WHAT IS EXPECTED:
Look through the data and write out every line with the word "this" in it.

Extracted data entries
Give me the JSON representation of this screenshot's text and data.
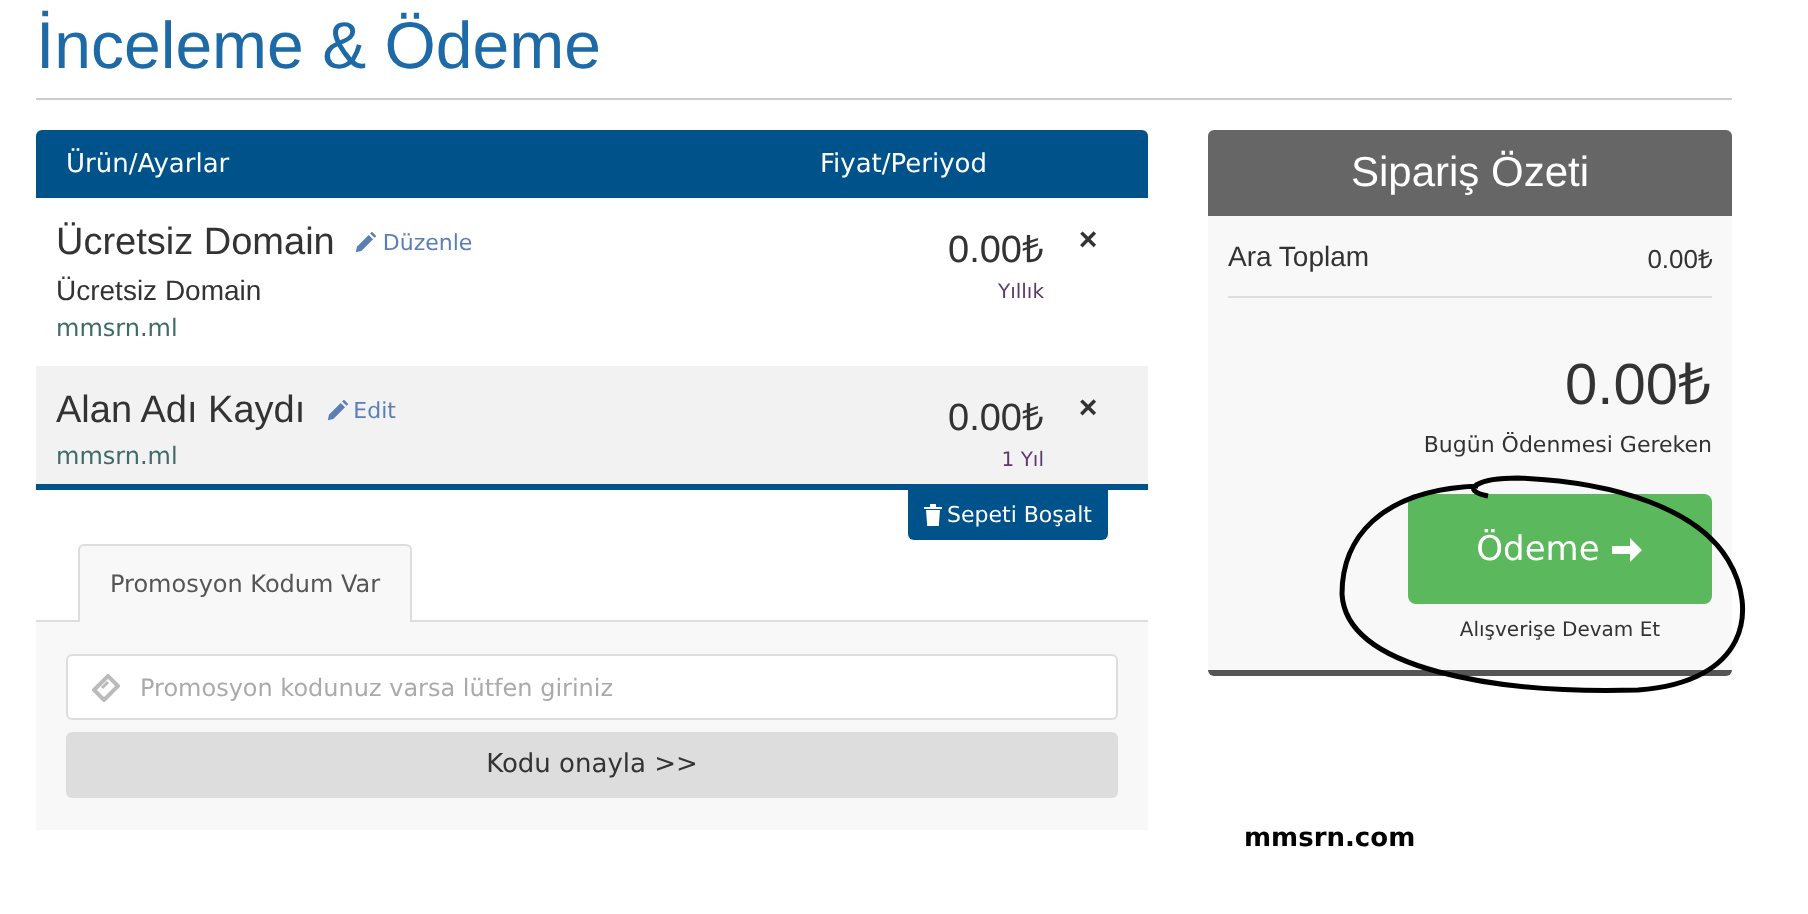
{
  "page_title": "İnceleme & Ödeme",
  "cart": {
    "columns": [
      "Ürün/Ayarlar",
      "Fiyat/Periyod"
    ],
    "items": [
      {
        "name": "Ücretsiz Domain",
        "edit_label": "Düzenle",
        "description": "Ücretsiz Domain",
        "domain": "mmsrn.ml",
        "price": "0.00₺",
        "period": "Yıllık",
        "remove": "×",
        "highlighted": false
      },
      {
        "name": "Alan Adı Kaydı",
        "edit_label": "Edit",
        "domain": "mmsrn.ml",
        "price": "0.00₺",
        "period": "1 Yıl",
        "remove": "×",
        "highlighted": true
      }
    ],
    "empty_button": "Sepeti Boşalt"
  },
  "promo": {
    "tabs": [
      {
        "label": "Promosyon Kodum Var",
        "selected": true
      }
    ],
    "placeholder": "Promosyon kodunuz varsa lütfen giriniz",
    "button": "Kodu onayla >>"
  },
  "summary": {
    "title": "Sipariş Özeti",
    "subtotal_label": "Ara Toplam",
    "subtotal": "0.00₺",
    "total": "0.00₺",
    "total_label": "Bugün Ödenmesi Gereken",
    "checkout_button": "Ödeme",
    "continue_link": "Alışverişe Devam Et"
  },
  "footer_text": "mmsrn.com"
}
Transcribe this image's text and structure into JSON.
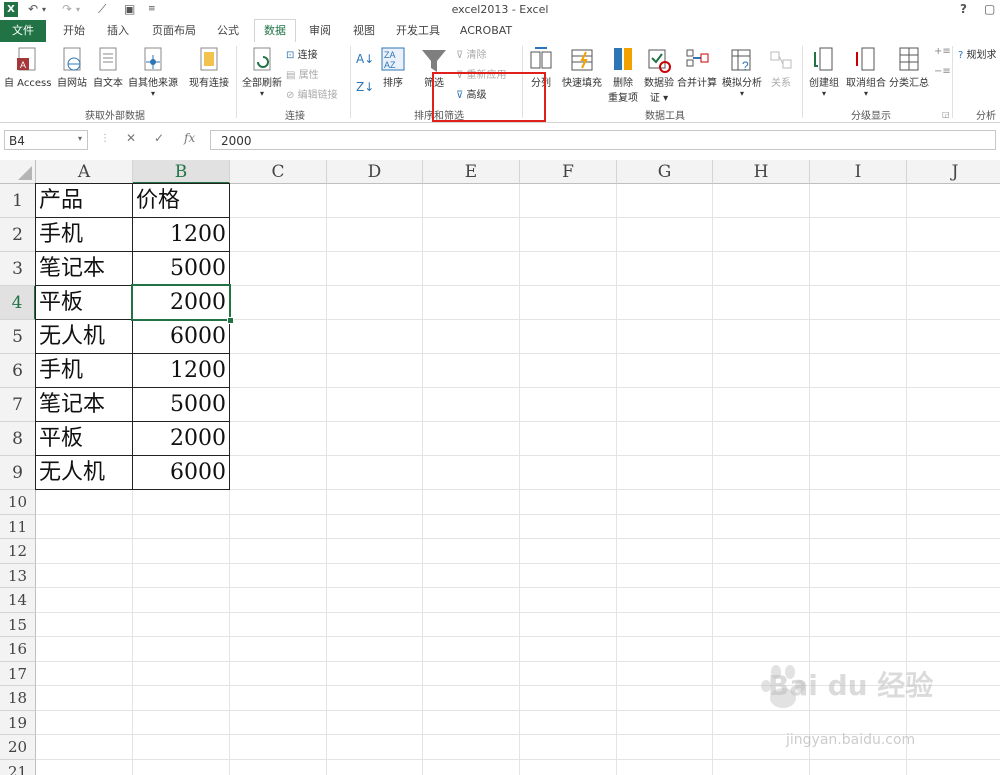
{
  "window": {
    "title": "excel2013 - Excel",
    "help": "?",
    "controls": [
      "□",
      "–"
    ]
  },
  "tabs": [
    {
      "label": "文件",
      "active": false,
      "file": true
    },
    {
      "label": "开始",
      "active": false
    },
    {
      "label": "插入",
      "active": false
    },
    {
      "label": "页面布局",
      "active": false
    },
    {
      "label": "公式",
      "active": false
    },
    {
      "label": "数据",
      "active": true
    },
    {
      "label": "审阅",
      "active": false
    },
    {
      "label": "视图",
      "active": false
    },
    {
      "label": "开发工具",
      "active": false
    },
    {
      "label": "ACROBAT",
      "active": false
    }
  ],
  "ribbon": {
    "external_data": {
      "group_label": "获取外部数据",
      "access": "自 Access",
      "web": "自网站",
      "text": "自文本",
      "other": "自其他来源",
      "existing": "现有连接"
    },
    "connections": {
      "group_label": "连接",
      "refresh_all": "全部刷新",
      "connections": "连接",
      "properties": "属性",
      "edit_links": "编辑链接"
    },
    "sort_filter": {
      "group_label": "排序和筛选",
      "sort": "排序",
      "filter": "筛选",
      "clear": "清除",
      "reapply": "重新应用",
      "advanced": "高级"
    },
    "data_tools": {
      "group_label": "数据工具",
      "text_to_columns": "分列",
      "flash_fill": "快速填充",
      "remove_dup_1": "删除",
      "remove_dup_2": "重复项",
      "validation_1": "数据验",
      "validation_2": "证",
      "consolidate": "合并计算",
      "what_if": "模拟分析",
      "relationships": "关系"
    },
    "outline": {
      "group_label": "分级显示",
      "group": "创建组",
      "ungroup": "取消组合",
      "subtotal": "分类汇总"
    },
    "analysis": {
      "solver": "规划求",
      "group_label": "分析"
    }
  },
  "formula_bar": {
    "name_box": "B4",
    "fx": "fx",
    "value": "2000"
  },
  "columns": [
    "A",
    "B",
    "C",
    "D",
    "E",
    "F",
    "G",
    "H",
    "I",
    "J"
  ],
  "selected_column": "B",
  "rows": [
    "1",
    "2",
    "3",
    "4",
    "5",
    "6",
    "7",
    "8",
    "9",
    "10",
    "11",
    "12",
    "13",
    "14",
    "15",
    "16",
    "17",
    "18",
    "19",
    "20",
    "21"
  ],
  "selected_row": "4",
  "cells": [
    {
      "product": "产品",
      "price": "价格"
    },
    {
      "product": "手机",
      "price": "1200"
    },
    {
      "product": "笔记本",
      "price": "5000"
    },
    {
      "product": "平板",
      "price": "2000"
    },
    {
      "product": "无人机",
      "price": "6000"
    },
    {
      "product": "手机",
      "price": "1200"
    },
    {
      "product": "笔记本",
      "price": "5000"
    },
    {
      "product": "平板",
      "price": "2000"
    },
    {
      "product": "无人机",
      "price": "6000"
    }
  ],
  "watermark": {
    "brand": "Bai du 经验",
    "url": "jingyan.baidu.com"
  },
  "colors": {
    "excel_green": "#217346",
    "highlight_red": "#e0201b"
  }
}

ANSWER TO THE PROBLEM:
Give me the JSON representation of this screenshot's text and data.
Transcribe this image's text and structure into JSON.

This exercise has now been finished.